• YOUR TASK:
Write out all of the entries exactly, please.
++++++++++
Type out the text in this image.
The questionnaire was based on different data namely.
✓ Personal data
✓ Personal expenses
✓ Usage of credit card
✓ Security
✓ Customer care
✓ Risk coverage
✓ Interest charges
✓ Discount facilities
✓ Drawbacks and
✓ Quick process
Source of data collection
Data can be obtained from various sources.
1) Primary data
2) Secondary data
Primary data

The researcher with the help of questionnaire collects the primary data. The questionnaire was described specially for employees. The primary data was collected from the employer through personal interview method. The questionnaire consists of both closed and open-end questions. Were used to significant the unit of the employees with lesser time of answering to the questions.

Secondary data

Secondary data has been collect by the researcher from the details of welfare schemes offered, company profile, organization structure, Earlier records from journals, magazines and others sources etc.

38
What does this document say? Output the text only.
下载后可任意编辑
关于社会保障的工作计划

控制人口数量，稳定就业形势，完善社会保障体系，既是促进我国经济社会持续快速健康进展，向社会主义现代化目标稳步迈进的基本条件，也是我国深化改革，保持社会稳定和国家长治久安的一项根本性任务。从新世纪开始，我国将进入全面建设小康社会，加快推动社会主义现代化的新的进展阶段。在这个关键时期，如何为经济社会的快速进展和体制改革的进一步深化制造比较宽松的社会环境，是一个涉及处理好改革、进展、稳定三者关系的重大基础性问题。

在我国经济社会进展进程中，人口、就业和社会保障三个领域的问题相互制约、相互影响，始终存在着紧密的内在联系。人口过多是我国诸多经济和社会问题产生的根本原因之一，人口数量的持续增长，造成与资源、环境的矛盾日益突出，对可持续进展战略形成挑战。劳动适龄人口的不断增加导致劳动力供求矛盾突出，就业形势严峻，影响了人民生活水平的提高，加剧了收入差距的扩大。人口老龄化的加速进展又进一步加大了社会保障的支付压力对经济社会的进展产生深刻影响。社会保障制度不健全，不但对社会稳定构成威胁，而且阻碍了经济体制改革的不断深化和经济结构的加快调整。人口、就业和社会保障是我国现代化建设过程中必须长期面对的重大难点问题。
++++++++++
• WORKED ANSWER:
Type out the text in this image.
The questionnaire was based on different data namely.
✓ Personal data
✓ Personal expenses
✓ Usage of credit card
✓ Security
✓ Customer care
✓ Risk coverage
✓ Interest charges
✓ Discount facilities
✓ Drawbacks and
✓ Quick process
Source of data collection
Data can be obtained from various sources.
1) Primary data
2) Secondary data
Primary data

The researcher with the help of questionnaire collects the primary data. The questionnaire was described specially for employees. The primary data was collected from the employer through personal interview method. The questionnaire consists of both closed and open-end questions. Were used to significant the unit of the employees with lesser time of answering to the questions.

Secondary data

Secondary data has been collect by the researcher from the details of welfare schemes offered, company profile, organization structure, Earlier records from journals, magazines and others sources etc.

38
What does this document say? Output the text only.
下载后可任意编辑
关于社会保障的工作计划

控制人口数量，稳定就业形势，完善社会保障体系，既是促进我国经济社会持续快速健康进展，向社会主义现代化目标稳步迈进的基本条件，也是我国深化改革，保持社会稳定和国家长治久安的一项根本性任务。从新世纪开始，我国将进入全面建设小康社会，加快推动社会主义现代化的新的进展阶段。在这个关键时期，如何为经济社会的快速进展和体制改革的进一步深化制造比较宽松的社会环境，是一个涉及处理好改革、进展、稳定三者关系的重大基础性问题。

在我国经济社会进展进程中，人口、就业和社会保障三个领域的问题相互制约、相互影响，始终存在着紧密的内在联系。人口过多是我国诸多经济和社会问题产生的根本原因之一，人口数量的持续增长，造成与资源、环境的矛盾日益突出，对可持续进展战略形成挑战。劳动适龄人口的不断增加导致劳动力供求矛盾突出，就业形势严峻，影响了人民生活水平的提高，加剧了收入差距的扩大。人口老龄化的加速进展又进一步加大了社会保障的支付压力对经济社会的进展产生深刻影响。社会保障制度不健全，不但对社会稳定构成威胁，而且阻碍了经济体制改革的不断深化和经济结构的加快调整。人口、就业和社会保障是我国现代化建设过程中必须长期面对的重大难点问题。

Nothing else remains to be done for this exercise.